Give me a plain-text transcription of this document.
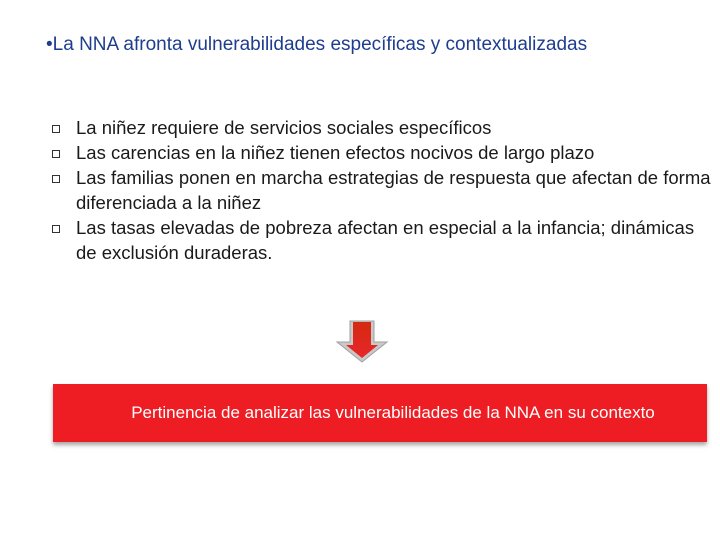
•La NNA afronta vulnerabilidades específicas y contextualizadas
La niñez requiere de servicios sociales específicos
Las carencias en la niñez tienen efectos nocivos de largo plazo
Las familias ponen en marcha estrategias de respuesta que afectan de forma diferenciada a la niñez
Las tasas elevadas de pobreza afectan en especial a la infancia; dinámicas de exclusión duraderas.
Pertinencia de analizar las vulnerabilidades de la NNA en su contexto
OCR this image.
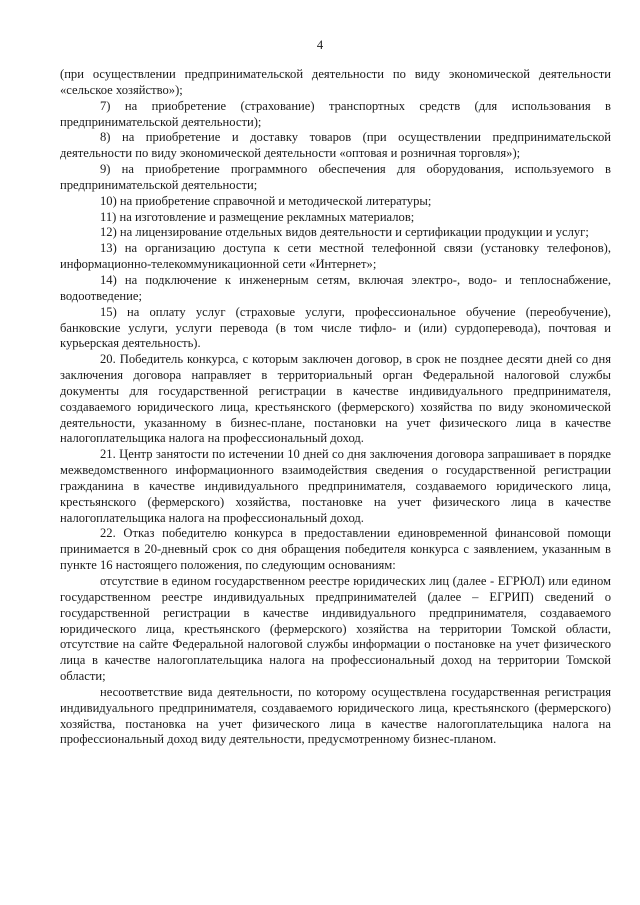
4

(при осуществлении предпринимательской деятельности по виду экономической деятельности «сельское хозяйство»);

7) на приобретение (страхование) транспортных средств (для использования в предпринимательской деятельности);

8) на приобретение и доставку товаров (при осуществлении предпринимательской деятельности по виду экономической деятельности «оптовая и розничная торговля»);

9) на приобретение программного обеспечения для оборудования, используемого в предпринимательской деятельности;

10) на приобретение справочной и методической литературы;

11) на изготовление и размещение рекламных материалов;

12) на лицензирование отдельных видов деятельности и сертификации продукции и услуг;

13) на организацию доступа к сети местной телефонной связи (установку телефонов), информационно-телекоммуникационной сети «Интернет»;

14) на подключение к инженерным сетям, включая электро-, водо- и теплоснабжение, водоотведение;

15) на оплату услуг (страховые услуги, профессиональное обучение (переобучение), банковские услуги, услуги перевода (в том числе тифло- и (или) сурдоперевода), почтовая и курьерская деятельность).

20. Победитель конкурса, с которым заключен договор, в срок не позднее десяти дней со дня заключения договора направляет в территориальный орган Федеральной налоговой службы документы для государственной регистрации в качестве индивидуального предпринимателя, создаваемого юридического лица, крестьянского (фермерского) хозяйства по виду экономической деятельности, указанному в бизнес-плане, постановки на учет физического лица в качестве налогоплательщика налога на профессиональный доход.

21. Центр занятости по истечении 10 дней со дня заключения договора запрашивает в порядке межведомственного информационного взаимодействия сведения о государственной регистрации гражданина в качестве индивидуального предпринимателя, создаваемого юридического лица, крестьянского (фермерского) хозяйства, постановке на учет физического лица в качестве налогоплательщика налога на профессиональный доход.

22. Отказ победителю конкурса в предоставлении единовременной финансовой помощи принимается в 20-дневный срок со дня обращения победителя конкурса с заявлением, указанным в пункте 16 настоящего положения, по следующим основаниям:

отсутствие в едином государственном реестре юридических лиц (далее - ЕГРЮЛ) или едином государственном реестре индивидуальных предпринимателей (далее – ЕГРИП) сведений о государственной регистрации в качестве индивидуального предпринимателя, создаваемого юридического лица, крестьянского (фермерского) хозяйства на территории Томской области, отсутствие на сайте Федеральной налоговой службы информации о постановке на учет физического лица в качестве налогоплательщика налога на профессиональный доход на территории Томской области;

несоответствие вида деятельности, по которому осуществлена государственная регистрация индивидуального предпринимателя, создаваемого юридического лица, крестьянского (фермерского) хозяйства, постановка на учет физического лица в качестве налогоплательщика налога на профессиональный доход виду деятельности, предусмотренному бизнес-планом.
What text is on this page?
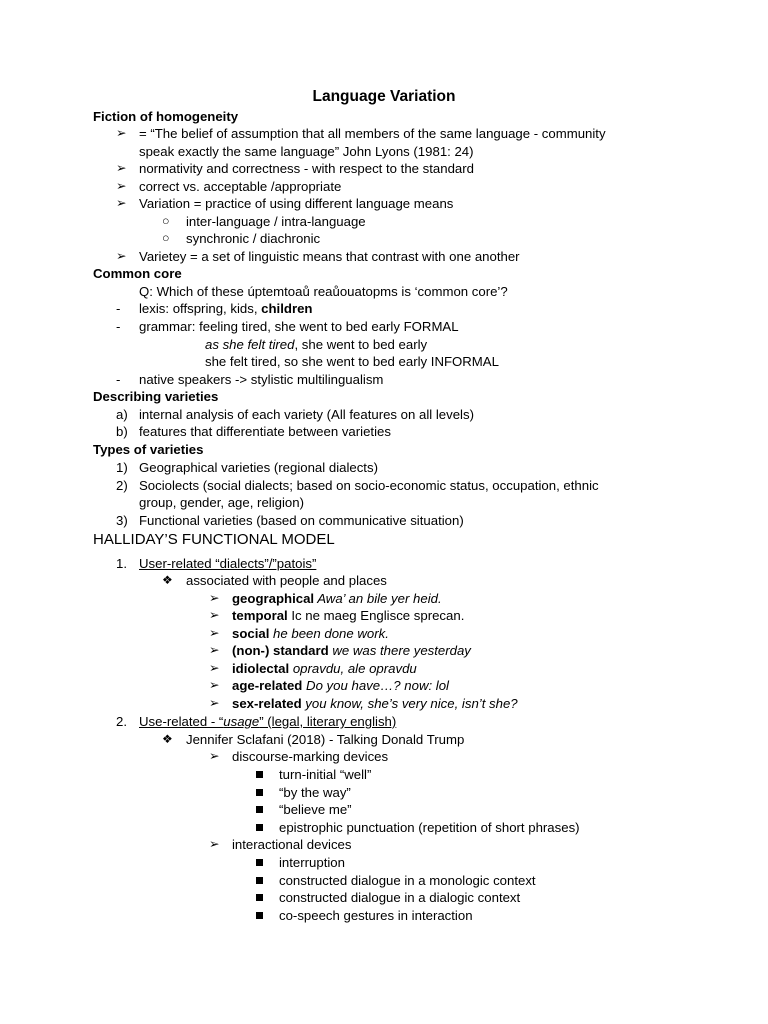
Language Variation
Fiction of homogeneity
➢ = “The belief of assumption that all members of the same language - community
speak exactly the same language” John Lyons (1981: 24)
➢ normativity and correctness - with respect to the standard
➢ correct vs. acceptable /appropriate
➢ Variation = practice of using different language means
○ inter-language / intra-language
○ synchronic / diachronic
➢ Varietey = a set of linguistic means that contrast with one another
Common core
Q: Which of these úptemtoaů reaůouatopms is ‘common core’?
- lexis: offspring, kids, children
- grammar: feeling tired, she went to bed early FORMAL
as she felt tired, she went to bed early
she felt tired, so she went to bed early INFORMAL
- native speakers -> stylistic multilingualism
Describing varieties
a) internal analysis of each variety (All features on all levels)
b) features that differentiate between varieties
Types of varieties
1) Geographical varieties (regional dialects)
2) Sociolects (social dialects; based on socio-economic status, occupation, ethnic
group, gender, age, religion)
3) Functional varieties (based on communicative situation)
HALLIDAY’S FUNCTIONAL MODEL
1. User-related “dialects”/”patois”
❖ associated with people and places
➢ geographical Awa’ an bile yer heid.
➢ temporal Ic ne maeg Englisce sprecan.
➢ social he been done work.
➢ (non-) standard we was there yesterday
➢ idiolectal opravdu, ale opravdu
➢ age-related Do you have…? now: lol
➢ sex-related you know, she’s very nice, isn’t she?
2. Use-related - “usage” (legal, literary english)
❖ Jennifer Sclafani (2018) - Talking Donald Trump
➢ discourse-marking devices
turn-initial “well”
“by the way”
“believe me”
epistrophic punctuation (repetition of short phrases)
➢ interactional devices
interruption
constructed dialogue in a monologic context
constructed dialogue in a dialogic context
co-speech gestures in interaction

###

Requirement
Reproduce the data verbatim. Do not carry any picture into the copy.

Answer for this exercise
Give me a plain-text transcription of this document.
•La NNA afronta vulnerabilidades específicas y contextualizadas
La niñez requiere de servicios sociales específicos
Las carencias en la niñez tienen efectos nocivos de largo plazo
Las familias ponen en marcha estrategias de respuesta que afectan de forma diferenciada a la niñez
Las tasas elevadas de pobreza afectan en especial a la infancia; dinámicas de exclusión duraderas.
Pertinencia de analizar las vulnerabilidades de la NNA en su contexto
OCR this image.
4

(при осуществлении предпринимательской деятельности по виду экономической деятельности «сельское хозяйство»);

7) на приобретение (страхование) транспортных средств (для использования в предпринимательской деятельности);

8) на приобретение и доставку товаров (при осуществлении предпринимательской деятельности по виду экономической деятельности «оптовая и розничная торговля»);

9) на приобретение программного обеспечения для оборудования, используемого в предпринимательской деятельности;

10) на приобретение справочной и методической литературы;

11) на изготовление и размещение рекламных материалов;

12) на лицензирование отдельных видов деятельности и сертификации продукции и услуг;

13) на организацию доступа к сети местной телефонной связи (установку телефонов), информационно-телекоммуникационной сети «Интернет»;

14) на подключение к инженерным сетям, включая электро-, водо- и теплоснабжение, водоотведение;

15) на оплату услуг (страховые услуги, профессиональное обучение (переобучение), банковские услуги, услуги перевода (в том числе тифло- и (или) сурдоперевода), почтовая и курьерская деятельность).

20. Победитель конкурса, с которым заключен договор, в срок не позднее десяти дней со дня заключения договора направляет в территориальный орган Федеральной налоговой службы документы для государственной регистрации в качестве индивидуального предпринимателя, создаваемого юридического лица, крестьянского (фермерского) хозяйства по виду экономической деятельности, указанному в бизнес-плане, постановки на учет физического лица в качестве налогоплательщика налога на профессиональный доход.

21. Центр занятости по истечении 10 дней со дня заключения договора запрашивает в порядке межведомственного информационного взаимодействия сведения о государственной регистрации гражданина в качестве индивидуального предпринимателя, создаваемого юридического лица, крестьянского (фермерского) хозяйства, постановке на учет физического лица в качестве налогоплательщика налога на профессиональный доход.

22. Отказ победителю конкурса в предоставлении единовременной финансовой помощи принимается в 20-дневный срок со дня обращения победителя конкурса с заявлением, указанным в пункте 16 настоящего положения, по следующим основаниям:

отсутствие в едином государственном реестре юридических лиц (далее - ЕГРЮЛ) или едином государственном реестре индивидуальных предпринимателей (далее – ЕГРИП) сведений о государственной регистрации в качестве индивидуального предпринимателя, создаваемого юридического лица, крестьянского (фермерского) хозяйства на территории Томской области, отсутствие на сайте Федеральной налоговой службы информации о постановке на учет физического лица в качестве налогоплательщика налога на профессиональный доход на территории Томской области;

несоответствие вида деятельности, по которому осуществлена государственная регистрация индивидуального предпринимателя, создаваемого юридического лица, крестьянского (фермерского) хозяйства, постановка на учет физического лица в качестве налогоплательщика налога на профессиональный доход виду деятельности, предусмотренному бизнес-планом.
What text is on this page?
Language Variation
Fiction of homogeneity
➢ = “The belief of assumption that all members of the same language - community
speak exactly the same language” John Lyons (1981: 24)
➢ normativity and correctness - with respect to the standard
➢ correct vs. acceptable /appropriate
➢ Variation = practice of using different language means
○ inter-language / intra-language
○ synchronic / diachronic
➢ Varietey = a set of linguistic means that contrast with one another
Common core
Q: Which of these úptemtoaů reaůouatopms is ‘common core’?
- lexis: offspring, kids, children
- grammar: feeling tired, she went to bed early FORMAL
as she felt tired, she went to bed early
she felt tired, so she went to bed early INFORMAL
- native speakers -> stylistic multilingualism
Describing varieties
a) internal analysis of each variety (All features on all levels)
b) features that differentiate between varieties
Types of varieties
1) Geographical varieties (regional dialects)
2) Sociolects (social dialects; based on socio-economic status, occupation, ethnic
group, gender, age, religion)
3) Functional varieties (based on communicative situation)
HALLIDAY’S FUNCTIONAL MODEL
1. User-related “dialects”/”patois”
❖ associated with people and places
➢ geographical Awa’ an bile yer heid.
➢ temporal Ic ne maeg Englisce sprecan.
➢ social he been done work.
➢ (non-) standard we was there yesterday
➢ idiolectal opravdu, ale opravdu
➢ age-related Do you have…? now: lol
➢ sex-related you know, she’s very nice, isn’t she?
2. Use-related - “usage” (legal, literary english)
❖ Jennifer Sclafani (2018) - Talking Donald Trump
➢ discourse-marking devices
turn-initial “well”
“by the way”
“believe me”
epistrophic punctuation (repetition of short phrases)
➢ interactional devices
interruption
constructed dialogue in a monologic context
constructed dialogue in a dialogic context
co-speech gestures in interaction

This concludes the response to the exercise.